── Dataset records ──
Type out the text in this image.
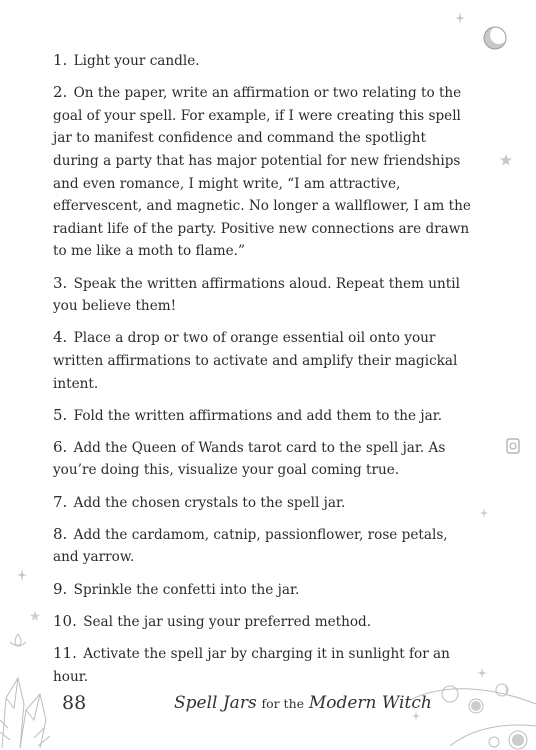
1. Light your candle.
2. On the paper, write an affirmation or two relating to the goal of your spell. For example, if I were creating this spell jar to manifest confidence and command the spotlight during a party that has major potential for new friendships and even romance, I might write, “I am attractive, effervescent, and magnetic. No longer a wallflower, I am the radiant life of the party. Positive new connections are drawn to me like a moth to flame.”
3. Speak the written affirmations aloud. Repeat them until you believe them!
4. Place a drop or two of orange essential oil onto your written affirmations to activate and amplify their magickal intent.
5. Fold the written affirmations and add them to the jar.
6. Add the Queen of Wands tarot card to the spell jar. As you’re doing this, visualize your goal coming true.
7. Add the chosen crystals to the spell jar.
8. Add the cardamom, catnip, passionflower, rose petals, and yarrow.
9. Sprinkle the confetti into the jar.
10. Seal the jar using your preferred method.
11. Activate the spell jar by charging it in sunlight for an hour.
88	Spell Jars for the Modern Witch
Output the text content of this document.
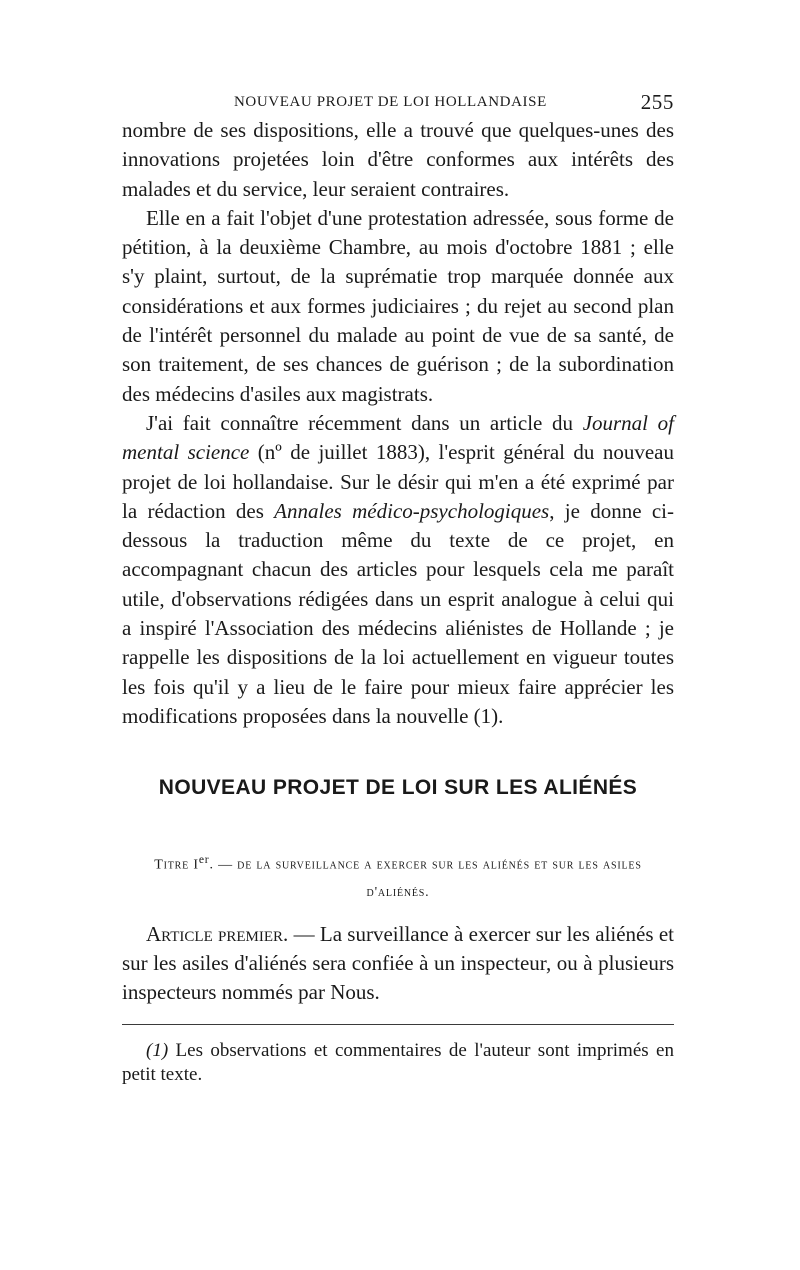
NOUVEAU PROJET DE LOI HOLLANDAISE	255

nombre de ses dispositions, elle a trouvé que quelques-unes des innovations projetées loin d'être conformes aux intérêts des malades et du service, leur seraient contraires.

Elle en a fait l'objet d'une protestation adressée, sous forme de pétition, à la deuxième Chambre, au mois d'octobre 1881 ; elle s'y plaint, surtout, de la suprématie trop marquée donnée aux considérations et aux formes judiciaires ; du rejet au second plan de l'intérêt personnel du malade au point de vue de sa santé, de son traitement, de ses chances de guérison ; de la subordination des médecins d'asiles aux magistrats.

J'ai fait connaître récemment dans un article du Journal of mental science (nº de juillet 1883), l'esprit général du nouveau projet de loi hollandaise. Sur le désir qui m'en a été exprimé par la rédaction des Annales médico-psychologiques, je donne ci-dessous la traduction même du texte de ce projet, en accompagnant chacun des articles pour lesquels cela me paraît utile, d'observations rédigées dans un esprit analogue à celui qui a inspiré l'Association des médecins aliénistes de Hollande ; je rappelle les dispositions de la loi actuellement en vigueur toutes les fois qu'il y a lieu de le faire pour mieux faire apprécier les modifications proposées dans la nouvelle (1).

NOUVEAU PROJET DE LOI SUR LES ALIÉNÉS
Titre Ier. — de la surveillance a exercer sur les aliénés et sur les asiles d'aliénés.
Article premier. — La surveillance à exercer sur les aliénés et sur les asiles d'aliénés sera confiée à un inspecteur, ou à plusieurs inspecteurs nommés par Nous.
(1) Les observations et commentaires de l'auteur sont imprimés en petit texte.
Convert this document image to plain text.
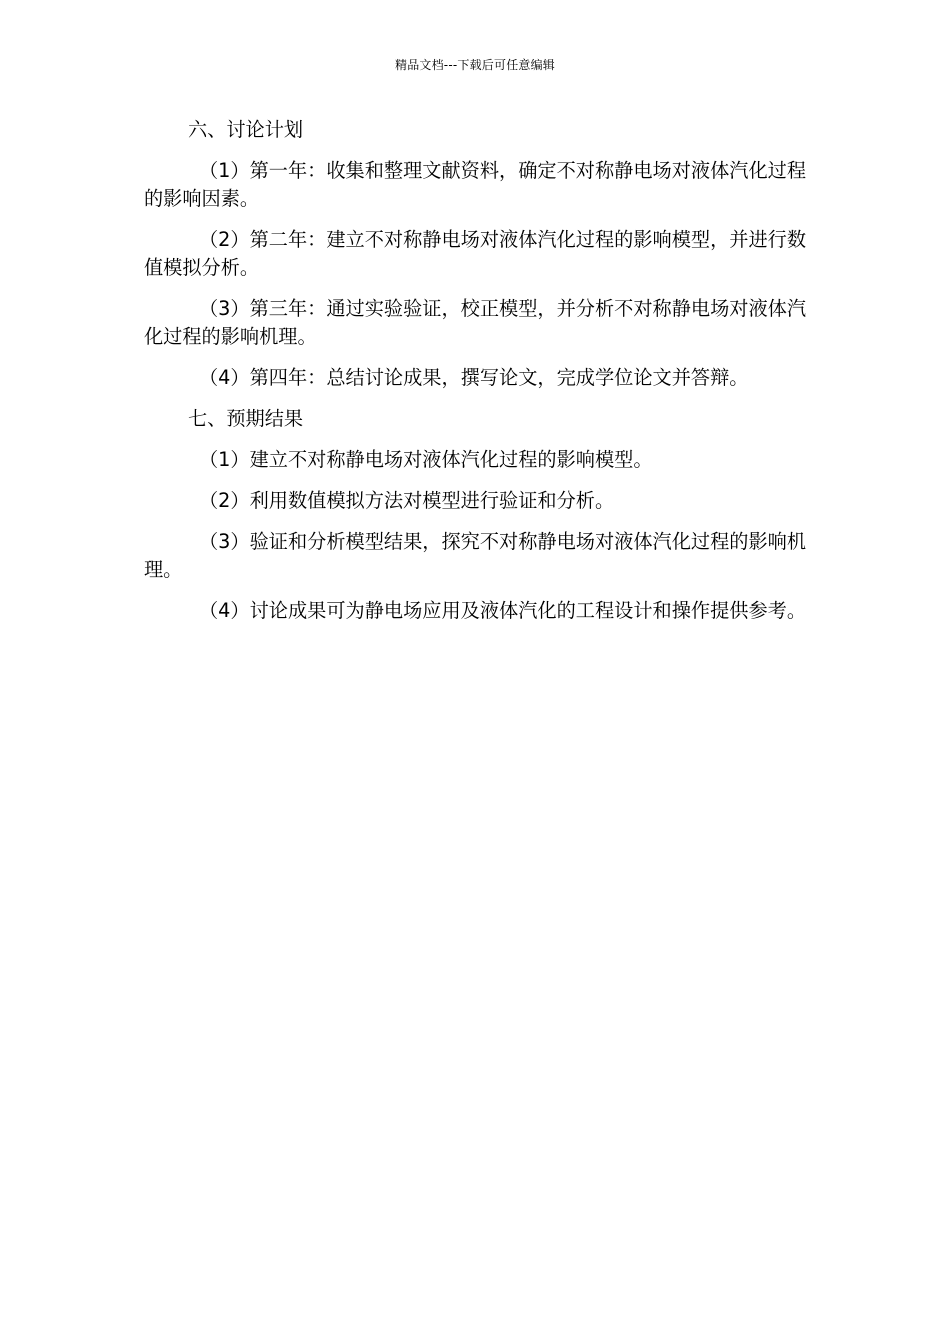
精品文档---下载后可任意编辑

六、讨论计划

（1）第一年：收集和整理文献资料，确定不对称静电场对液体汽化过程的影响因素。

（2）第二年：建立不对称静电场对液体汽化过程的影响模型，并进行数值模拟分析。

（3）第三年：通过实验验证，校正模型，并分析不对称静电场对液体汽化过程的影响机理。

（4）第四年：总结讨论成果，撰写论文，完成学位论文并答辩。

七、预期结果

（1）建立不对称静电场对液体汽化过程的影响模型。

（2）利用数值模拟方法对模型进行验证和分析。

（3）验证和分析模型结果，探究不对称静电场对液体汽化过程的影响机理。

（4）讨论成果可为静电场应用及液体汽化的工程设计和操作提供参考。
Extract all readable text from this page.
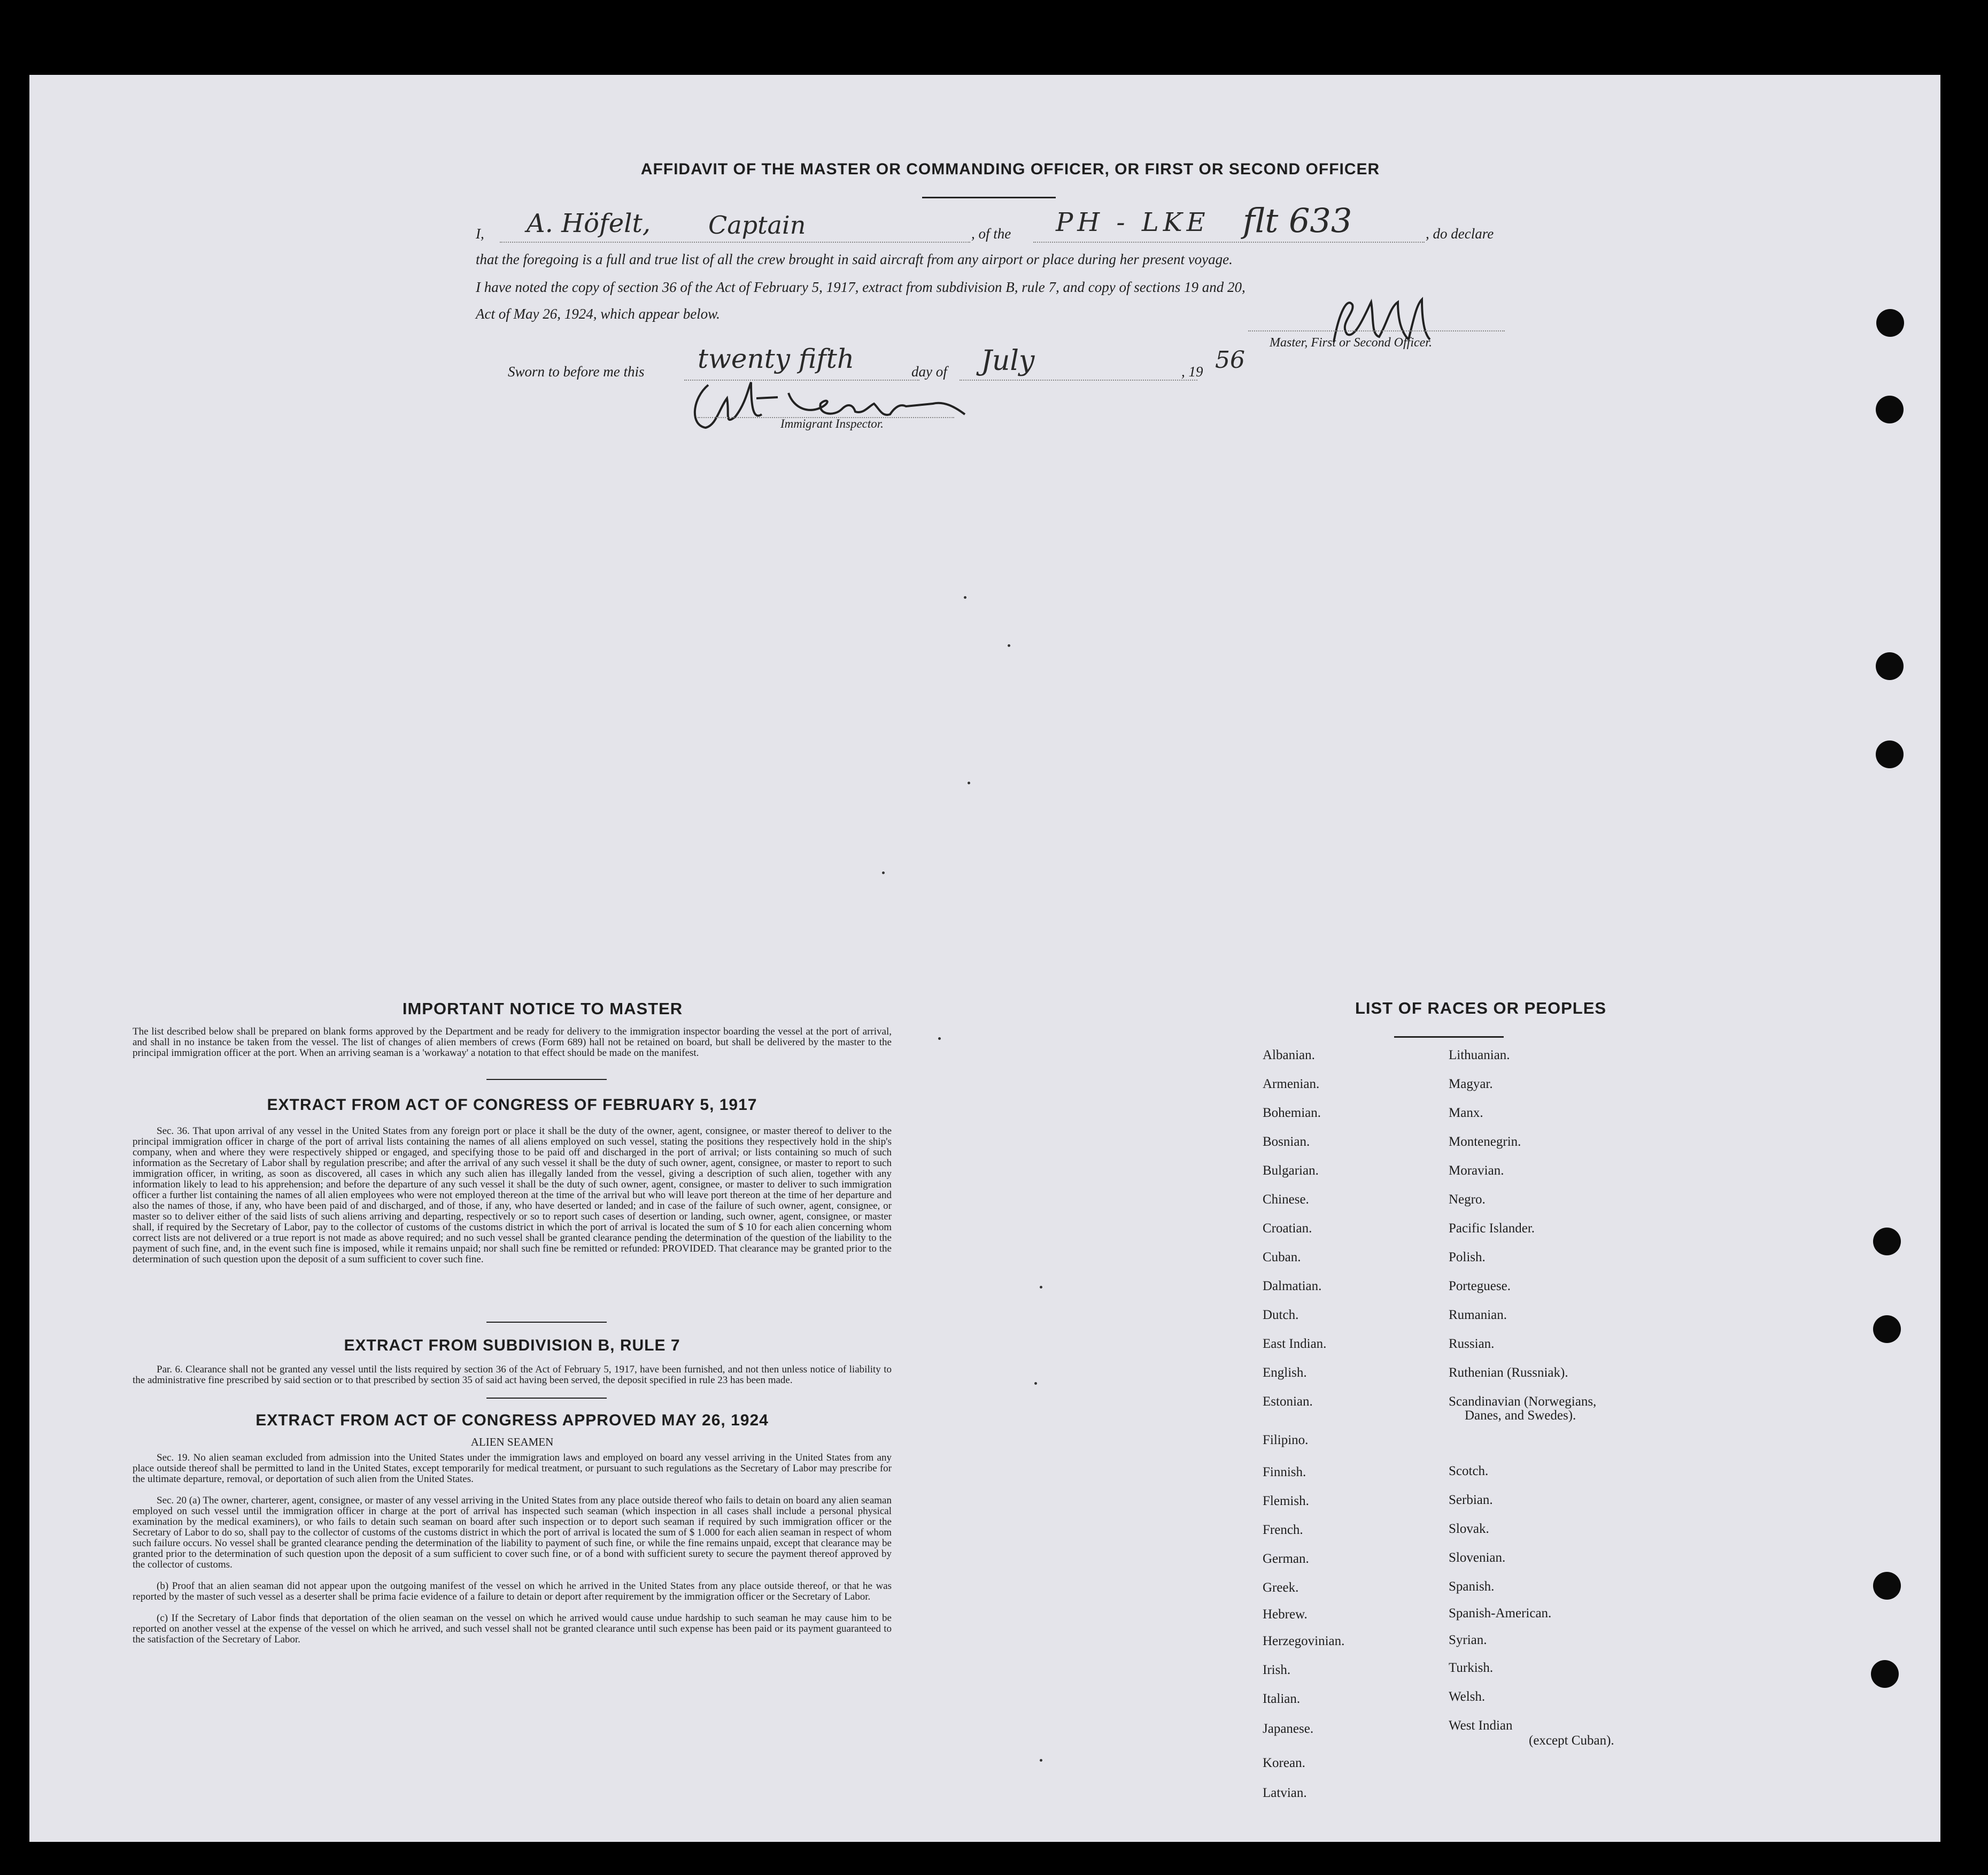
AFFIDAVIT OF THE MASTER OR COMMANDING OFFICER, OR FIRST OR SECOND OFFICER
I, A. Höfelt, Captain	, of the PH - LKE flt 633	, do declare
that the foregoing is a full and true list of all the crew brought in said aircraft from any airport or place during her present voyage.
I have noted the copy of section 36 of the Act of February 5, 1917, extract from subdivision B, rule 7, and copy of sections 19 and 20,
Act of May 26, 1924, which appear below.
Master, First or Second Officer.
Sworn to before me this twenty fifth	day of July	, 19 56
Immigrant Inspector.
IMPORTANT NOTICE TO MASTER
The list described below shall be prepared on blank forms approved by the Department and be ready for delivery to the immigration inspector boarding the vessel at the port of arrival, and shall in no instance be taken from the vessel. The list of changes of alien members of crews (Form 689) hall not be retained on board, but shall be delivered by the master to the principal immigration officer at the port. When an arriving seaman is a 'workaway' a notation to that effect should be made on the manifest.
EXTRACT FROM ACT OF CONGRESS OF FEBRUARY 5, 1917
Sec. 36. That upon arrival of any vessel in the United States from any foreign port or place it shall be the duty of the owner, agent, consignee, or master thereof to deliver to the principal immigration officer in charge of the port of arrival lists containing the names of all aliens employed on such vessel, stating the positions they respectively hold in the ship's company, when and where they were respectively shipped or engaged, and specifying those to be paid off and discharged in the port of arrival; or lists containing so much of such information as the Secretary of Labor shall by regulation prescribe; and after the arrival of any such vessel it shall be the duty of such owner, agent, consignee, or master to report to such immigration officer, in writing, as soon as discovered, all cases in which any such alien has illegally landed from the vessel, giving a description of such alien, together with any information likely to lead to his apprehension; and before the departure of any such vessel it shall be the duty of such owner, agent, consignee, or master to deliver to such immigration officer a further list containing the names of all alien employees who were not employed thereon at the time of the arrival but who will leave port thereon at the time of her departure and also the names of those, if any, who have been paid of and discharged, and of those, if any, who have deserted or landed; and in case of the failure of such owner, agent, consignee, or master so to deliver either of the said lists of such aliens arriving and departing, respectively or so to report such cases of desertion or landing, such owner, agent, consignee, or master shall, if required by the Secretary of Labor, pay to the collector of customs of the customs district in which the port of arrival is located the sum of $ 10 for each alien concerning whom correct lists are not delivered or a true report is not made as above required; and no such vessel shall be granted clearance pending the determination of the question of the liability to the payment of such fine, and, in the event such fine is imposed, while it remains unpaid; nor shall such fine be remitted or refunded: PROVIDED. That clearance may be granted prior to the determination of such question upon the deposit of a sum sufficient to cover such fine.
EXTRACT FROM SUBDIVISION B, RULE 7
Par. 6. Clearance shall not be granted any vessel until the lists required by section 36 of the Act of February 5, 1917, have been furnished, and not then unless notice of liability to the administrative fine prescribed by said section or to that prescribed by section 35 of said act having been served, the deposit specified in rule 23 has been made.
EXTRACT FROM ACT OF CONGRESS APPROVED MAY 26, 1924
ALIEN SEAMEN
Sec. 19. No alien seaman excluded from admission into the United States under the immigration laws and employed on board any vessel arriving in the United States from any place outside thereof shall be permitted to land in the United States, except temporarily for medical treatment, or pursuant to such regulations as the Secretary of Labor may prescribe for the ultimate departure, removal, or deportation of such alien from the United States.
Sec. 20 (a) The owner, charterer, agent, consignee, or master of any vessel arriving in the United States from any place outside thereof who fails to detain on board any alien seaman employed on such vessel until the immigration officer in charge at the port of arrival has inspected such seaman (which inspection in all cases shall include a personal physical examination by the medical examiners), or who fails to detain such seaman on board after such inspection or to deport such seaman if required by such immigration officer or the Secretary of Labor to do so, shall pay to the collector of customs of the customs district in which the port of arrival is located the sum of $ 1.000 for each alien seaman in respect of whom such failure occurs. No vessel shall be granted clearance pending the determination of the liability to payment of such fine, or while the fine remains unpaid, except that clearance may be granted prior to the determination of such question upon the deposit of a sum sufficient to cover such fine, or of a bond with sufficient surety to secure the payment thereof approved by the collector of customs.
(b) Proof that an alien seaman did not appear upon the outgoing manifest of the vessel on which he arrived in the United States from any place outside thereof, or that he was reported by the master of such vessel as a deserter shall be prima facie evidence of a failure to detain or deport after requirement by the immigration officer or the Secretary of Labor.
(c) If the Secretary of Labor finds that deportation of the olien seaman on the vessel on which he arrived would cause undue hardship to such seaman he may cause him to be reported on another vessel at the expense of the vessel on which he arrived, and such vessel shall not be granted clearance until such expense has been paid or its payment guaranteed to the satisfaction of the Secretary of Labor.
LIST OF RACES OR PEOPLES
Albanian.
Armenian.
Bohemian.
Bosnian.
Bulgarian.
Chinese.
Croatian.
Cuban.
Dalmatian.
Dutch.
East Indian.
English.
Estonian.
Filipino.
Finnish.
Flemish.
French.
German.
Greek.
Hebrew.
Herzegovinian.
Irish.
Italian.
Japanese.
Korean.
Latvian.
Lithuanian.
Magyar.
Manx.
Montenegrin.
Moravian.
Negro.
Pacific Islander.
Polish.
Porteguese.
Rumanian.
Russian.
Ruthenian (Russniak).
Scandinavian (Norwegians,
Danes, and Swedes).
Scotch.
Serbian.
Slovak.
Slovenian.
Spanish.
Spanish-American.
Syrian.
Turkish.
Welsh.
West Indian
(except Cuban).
───
(Your goal) Filter for "written". Return all lines that hold it.

(Task response)
3. Speak the written affirmations aloud. Repeat them until you believe them!
4. Place a drop or two of orange essential oil onto your written affirmations to activate and amplify their magickal intent.
5. Fold the written affirmations and add them to the jar.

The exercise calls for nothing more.